**Description of the task**
Transcribe every line of the records verbatim.
- - - - - - -
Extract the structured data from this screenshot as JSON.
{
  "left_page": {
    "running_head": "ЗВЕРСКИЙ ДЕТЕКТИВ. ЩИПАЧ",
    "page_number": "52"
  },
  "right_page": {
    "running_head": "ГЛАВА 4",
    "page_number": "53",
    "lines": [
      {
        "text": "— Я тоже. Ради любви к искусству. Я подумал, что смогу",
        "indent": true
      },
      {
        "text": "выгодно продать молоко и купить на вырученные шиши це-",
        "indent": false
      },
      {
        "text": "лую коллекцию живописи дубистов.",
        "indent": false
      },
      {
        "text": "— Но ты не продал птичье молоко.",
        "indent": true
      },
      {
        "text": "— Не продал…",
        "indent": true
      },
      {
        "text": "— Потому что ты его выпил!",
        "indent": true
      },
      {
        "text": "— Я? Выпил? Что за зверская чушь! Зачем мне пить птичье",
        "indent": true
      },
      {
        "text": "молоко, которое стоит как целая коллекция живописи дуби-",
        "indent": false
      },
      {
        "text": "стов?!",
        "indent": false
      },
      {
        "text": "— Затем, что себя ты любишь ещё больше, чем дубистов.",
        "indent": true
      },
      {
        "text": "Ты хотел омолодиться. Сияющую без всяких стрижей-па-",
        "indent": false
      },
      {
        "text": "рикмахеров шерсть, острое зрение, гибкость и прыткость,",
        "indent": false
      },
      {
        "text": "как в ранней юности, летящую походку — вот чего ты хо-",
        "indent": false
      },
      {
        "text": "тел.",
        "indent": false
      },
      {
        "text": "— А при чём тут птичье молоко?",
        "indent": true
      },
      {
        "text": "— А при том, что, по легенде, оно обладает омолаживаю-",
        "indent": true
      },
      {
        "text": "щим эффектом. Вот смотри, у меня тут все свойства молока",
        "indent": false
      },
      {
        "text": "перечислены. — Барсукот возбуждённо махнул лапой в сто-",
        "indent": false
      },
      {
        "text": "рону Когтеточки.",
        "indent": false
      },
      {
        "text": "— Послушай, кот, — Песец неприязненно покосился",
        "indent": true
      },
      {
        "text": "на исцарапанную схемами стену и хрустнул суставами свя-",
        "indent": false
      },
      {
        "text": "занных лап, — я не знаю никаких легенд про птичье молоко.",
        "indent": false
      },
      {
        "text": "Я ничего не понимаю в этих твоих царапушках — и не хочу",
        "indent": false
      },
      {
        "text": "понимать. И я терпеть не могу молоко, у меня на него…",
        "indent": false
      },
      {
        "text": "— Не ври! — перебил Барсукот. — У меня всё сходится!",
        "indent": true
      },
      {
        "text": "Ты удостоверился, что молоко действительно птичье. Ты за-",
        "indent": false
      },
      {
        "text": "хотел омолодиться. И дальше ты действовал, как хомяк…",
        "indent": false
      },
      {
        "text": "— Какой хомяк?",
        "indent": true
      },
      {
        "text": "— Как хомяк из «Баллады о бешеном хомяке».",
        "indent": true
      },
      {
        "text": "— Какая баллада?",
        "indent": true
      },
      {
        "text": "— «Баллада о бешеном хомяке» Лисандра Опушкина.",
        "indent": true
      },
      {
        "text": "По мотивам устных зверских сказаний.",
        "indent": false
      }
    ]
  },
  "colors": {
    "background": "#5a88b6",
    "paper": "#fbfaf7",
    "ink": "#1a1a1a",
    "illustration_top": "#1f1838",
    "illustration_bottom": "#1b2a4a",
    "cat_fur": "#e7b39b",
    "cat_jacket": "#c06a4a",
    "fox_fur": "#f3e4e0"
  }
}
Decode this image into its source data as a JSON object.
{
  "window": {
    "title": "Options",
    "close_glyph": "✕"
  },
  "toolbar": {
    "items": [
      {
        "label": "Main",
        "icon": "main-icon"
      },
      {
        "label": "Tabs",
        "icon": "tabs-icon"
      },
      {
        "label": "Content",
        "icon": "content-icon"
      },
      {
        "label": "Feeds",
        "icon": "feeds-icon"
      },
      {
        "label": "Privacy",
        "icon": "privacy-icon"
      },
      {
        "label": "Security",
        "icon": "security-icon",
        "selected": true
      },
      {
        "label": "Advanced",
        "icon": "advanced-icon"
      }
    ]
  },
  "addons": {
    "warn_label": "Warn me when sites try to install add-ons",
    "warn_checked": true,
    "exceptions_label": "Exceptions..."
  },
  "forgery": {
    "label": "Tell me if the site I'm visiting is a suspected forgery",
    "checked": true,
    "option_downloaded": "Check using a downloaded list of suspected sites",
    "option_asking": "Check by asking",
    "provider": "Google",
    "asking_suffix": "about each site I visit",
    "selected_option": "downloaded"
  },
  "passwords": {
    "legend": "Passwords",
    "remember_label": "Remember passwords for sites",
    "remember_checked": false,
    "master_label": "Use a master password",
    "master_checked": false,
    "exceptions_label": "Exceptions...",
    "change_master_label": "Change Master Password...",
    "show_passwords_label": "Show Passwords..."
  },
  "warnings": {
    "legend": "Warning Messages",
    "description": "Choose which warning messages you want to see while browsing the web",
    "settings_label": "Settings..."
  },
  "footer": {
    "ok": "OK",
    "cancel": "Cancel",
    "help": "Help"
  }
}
- - - - - - -
**Reply to the exercise**
Extract the structured data from this screenshot as JSON.
{
  "left_page": {
    "running_head": "ЗВЕРСКИЙ ДЕТЕКТИВ. ЩИПАЧ",
    "page_number": "52"
  },
  "right_page": {
    "running_head": "ГЛАВА 4",
    "page_number": "53",
    "lines": [
      {
        "text": "— Я тоже. Ради любви к искусству. Я подумал, что смогу",
        "indent": true
      },
      {
        "text": "выгодно продать молоко и купить на вырученные шиши це-",
        "indent": false
      },
      {
        "text": "лую коллекцию живописи дубистов.",
        "indent": false
      },
      {
        "text": "— Но ты не продал птичье молоко.",
        "indent": true
      },
      {
        "text": "— Не продал…",
        "indent": true
      },
      {
        "text": "— Потому что ты его выпил!",
        "indent": true
      },
      {
        "text": "— Я? Выпил? Что за зверская чушь! Зачем мне пить птичье",
        "indent": true
      },
      {
        "text": "молоко, которое стоит как целая коллекция живописи дуби-",
        "indent": false
      },
      {
        "text": "стов?!",
        "indent": false
      },
      {
        "text": "— Затем, что себя ты любишь ещё больше, чем дубистов.",
        "indent": true
      },
      {
        "text": "Ты хотел омолодиться. Сияющую без всяких стрижей-па-",
        "indent": false
      },
      {
        "text": "рикмахеров шерсть, острое зрение, гибкость и прыткость,",
        "indent": false
      },
      {
        "text": "как в ранней юности, летящую походку — вот чего ты хо-",
        "indent": false
      },
      {
        "text": "тел.",
        "indent": false
      },
      {
        "text": "— А при чём тут птичье молоко?",
        "indent": true
      },
      {
        "text": "— А при том, что, по легенде, оно обладает омолаживаю-",
        "indent": true
      },
      {
        "text": "щим эффектом. Вот смотри, у меня тут все свойства молока",
        "indent": false
      },
      {
        "text": "перечислены. — Барсукот возбуждённо махнул лапой в сто-",
        "indent": false
      },
      {
        "text": "рону Когтеточки.",
        "indent": false
      },
      {
        "text": "— Послушай, кот, — Песец неприязненно покосился",
        "indent": true
      },
      {
        "text": "на исцарапанную схемами стену и хрустнул суставами свя-",
        "indent": false
      },
      {
        "text": "занных лап, — я не знаю никаких легенд про птичье молоко.",
        "indent": false
      },
      {
        "text": "Я ничего не понимаю в этих твоих царапушках — и не хочу",
        "indent": false
      },
      {
        "text": "понимать. И я терпеть не могу молоко, у меня на него…",
        "indent": false
      },
      {
        "text": "— Не ври! — перебил Барсукот. — У меня всё сходится!",
        "indent": true
      },
      {
        "text": "Ты удостоверился, что молоко действительно птичье. Ты за-",
        "indent": false
      },
      {
        "text": "хотел омолодиться. И дальше ты действовал, как хомяк…",
        "indent": false
      },
      {
        "text": "— Какой хомяк?",
        "indent": true
      },
      {
        "text": "— Как хомяк из «Баллады о бешеном хомяке».",
        "indent": true
      },
      {
        "text": "— Какая баллада?",
        "indent": true
      },
      {
        "text": "— «Баллада о бешеном хомяке» Лисандра Опушкина.",
        "indent": true
      },
      {
        "text": "По мотивам устных зверских сказаний.",
        "indent": false
      }
    ]
  },
  "colors": {
    "background": "#5a88b6",
    "paper": "#fbfaf7",
    "ink": "#1a1a1a",
    "illustration_top": "#1f1838",
    "illustration_bottom": "#1b2a4a",
    "cat_fur": "#e7b39b",
    "cat_jacket": "#c06a4a",
    "fox_fur": "#f3e4e0"
  }
}
Decode this image into its source data as a JSON object.
{
  "window": {
    "title": "Options",
    "close_glyph": "✕"
  },
  "toolbar": {
    "items": [
      {
        "label": "Main",
        "icon": "main-icon"
      },
      {
        "label": "Tabs",
        "icon": "tabs-icon"
      },
      {
        "label": "Content",
        "icon": "content-icon"
      },
      {
        "label": "Feeds",
        "icon": "feeds-icon"
      },
      {
        "label": "Privacy",
        "icon": "privacy-icon"
      },
      {
        "label": "Security",
        "icon": "security-icon",
        "selected": true
      },
      {
        "label": "Advanced",
        "icon": "advanced-icon"
      }
    ]
  },
  "addons": {
    "warn_label": "Warn me when sites try to install add-ons",
    "warn_checked": true,
    "exceptions_label": "Exceptions..."
  },
  "forgery": {
    "label": "Tell me if the site I'm visiting is a suspected forgery",
    "checked": true,
    "option_downloaded": "Check using a downloaded list of suspected sites",
    "option_asking": "Check by asking",
    "provider": "Google",
    "asking_suffix": "about each site I visit",
    "selected_option": "downloaded"
  },
  "passwords": {
    "legend": "Passwords",
    "remember_label": "Remember passwords for sites",
    "remember_checked": false,
    "master_label": "Use a master password",
    "master_checked": false,
    "exceptions_label": "Exceptions...",
    "change_master_label": "Change Master Password...",
    "show_passwords_label": "Show Passwords..."
  },
  "warnings": {
    "legend": "Warning Messages",
    "description": "Choose which warning messages you want to see while browsing the web",
    "settings_label": "Settings..."
  },
  "footer": {
    "ok": "OK",
    "cancel": "Cancel",
    "help": "Help"
  }
}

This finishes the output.